- **Written instruction**
Repeat verbatim the entries that open with the line containing "volume-knob[interactable] [92,140,97,146]" and close with the line containing "channel-led[interactable] [76,217,79,221]", including both of those lines.

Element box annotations
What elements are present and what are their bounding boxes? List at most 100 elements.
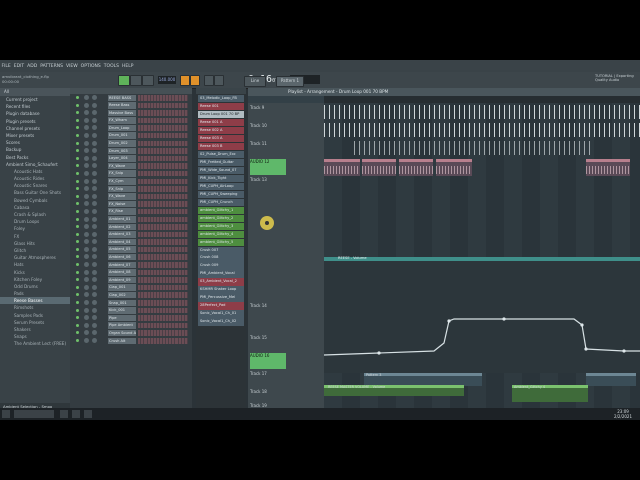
volume-knob[interactable] [92,140,97,146]
volume-knob[interactable] [92,239,97,245]
track-header[interactable]: AUDIO 16 [250,353,286,369]
volume-knob[interactable] [92,208,97,214]
browser-item[interactable]: Serum Presets [0,319,70,326]
volume-knob[interactable] [92,201,97,207]
pattern-picker-item[interactable]: ambient_Glitchy_2 [198,214,244,222]
channel-row[interactable]: Ambient_07 [70,261,192,269]
pattern-picker-item[interactable]: ambient_Glitchy_1 [198,206,244,214]
volume-knob[interactable] [92,307,97,313]
channel-led[interactable] [76,217,79,221]
play-button[interactable] [118,75,130,86]
step-sequencer[interactable] [138,193,188,200]
audio-clip-green[interactable]: Ambient_Glitchy 4 [512,385,588,402]
pattern-picker-item[interactable]: PMI_Percussive_Mel [198,294,244,302]
pattern-picker-item[interactable]: Sonic_Vocal1_Ch_01 [198,310,244,318]
channel-row[interactable]: Ambient_08 [70,269,192,277]
browser-header[interactable]: All [0,88,70,96]
channel-name-button[interactable]: Drum_Loop [108,124,136,132]
channel-name-button[interactable]: FX_Wave [108,162,136,170]
stop-button[interactable] [130,75,142,86]
step-sequencer[interactable] [138,132,188,139]
channel-name-button[interactable]: Ambient_07 [108,261,136,269]
record-button[interactable] [142,75,154,86]
browser-item[interactable]: Glitch [0,247,70,254]
channel-row[interactable]: FX_Cym [70,178,192,186]
pan-knob[interactable] [84,231,89,237]
channel-name-button[interactable]: Drum_003 [108,147,136,155]
channel-led[interactable] [76,164,79,168]
step-sequencer[interactable] [138,292,188,298]
pan-knob[interactable] [84,338,89,343]
channel-name-button[interactable]: Layer_004 [108,155,136,162]
channel-led[interactable] [76,111,79,115]
pan-knob[interactable] [84,155,89,161]
volume-knob[interactable] [92,117,97,123]
step-sequencer[interactable] [138,140,188,147]
channel-row[interactable]: Pipe [70,314,192,322]
bpm-display[interactable]: 140.000 [158,76,176,84]
audio-clip[interactable] [362,159,396,176]
channel-row[interactable]: Ambient_02 [70,223,192,231]
step-sequencer[interactable] [138,163,188,169]
channel-name-button[interactable]: FX_Noise [108,200,136,208]
channel-led[interactable] [76,308,79,312]
browser-item[interactable]: Recent files [0,103,70,110]
volume-knob[interactable] [92,231,97,237]
track-header[interactable]: Track 9 [250,105,286,121]
channel-row[interactable]: Ambient_09 [70,276,192,284]
channel-row[interactable]: FX_Snip [70,185,192,193]
channel-name-button[interactable]: FX_Snip [108,185,136,193]
browser-item[interactable]: Mixer presets [0,132,70,139]
channel-name-button[interactable]: Crush Alt [108,337,136,344]
channel-row[interactable]: FX_Snip [70,170,192,178]
pattern-picker-item[interactable]: Drum Loop 001 70 BP [198,110,244,118]
channel-led[interactable] [76,202,79,206]
channel-name-button[interactable]: FX_Cym [108,178,136,185]
channel-led[interactable] [76,126,79,130]
channel-name-button[interactable]: Clap_001 [108,284,136,291]
pan-knob[interactable] [84,95,89,100]
volume-knob[interactable] [92,163,97,169]
typing-keyboard-toggle[interactable] [190,75,200,86]
channel-name-button[interactable]: Pipe Ambient [108,322,136,329]
volume-knob[interactable] [92,315,97,321]
step-sequencer[interactable] [138,125,188,131]
step-sequencer[interactable] [138,148,188,154]
track-header[interactable]: Track 15 [250,335,286,351]
volume-knob[interactable] [92,322,97,328]
browser-item[interactable]: Kicks [0,269,70,276]
pan-knob[interactable] [84,284,89,290]
track-header[interactable]: Track 17 [250,371,286,387]
step-sequencer[interactable] [138,117,188,124]
browser-item[interactable]: Drum Loops [0,218,70,225]
pan-knob[interactable] [84,224,89,230]
pan-knob[interactable] [84,246,89,252]
snap-selector[interactable]: Line [244,76,266,87]
browser-item[interactable]: Scores [0,139,70,146]
channel-row[interactable]: Layer_004 [70,155,192,163]
channel-row[interactable]: FX_Wave [70,193,192,201]
channel-row[interactable]: Reese Bass [70,102,192,110]
channel-led[interactable] [76,285,79,289]
step-sequencer[interactable] [138,186,188,192]
menu-tools[interactable]: TOOLS [102,64,120,69]
volume-knob[interactable] [92,300,97,306]
channel-row[interactable]: FX_Noise [70,200,192,208]
browser-item[interactable]: Plugin database [0,110,70,117]
step-sequencer[interactable] [138,262,188,268]
step-sequencer[interactable] [138,216,188,222]
pan-knob[interactable] [84,193,89,199]
pattern-picker-item[interactable]: 02_Pulse_Drum_Exc [198,150,244,158]
step-sequencer[interactable] [138,231,188,238]
taskbar-clock[interactable]: 23:09 2/2/2021 [614,409,632,419]
browser-item[interactable]: Channel presets [0,125,70,132]
channel-name-button[interactable]: FX_Wave [108,193,136,200]
step-sequencer[interactable] [138,315,188,321]
audio-clip[interactable] [586,159,630,176]
browser-item[interactable]: Acoustic Snares [0,182,70,189]
step-sequencer[interactable] [138,110,188,116]
pan-knob[interactable] [84,178,89,184]
pattern-selector[interactable]: Pattern 1 [276,76,304,87]
pattern-picker-item[interactable]: Reese 001 A [198,118,244,126]
pattern-picker-item[interactable]: KSHMR Shaker Loop [198,286,244,294]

- **Task result**
volume-knob[interactable] [92,140,97,146]
volume-knob[interactable] [92,239,97,245]
track-header[interactable]: AUDIO 16 [250,353,286,369]
volume-knob[interactable] [92,208,97,214]
browser-item[interactable]: Serum Presets [0,319,70,326]
volume-knob[interactable] [92,201,97,207]
pattern-picker-item[interactable]: ambient_Glitchy_2 [198,214,244,222]
channel-row[interactable]: Ambient_07 [70,261,192,269]
pattern-picker-item[interactable]: ambient_Glitchy_1 [198,206,244,214]
volume-knob[interactable] [92,307,97,313]
channel-led[interactable] [76,217,79,221]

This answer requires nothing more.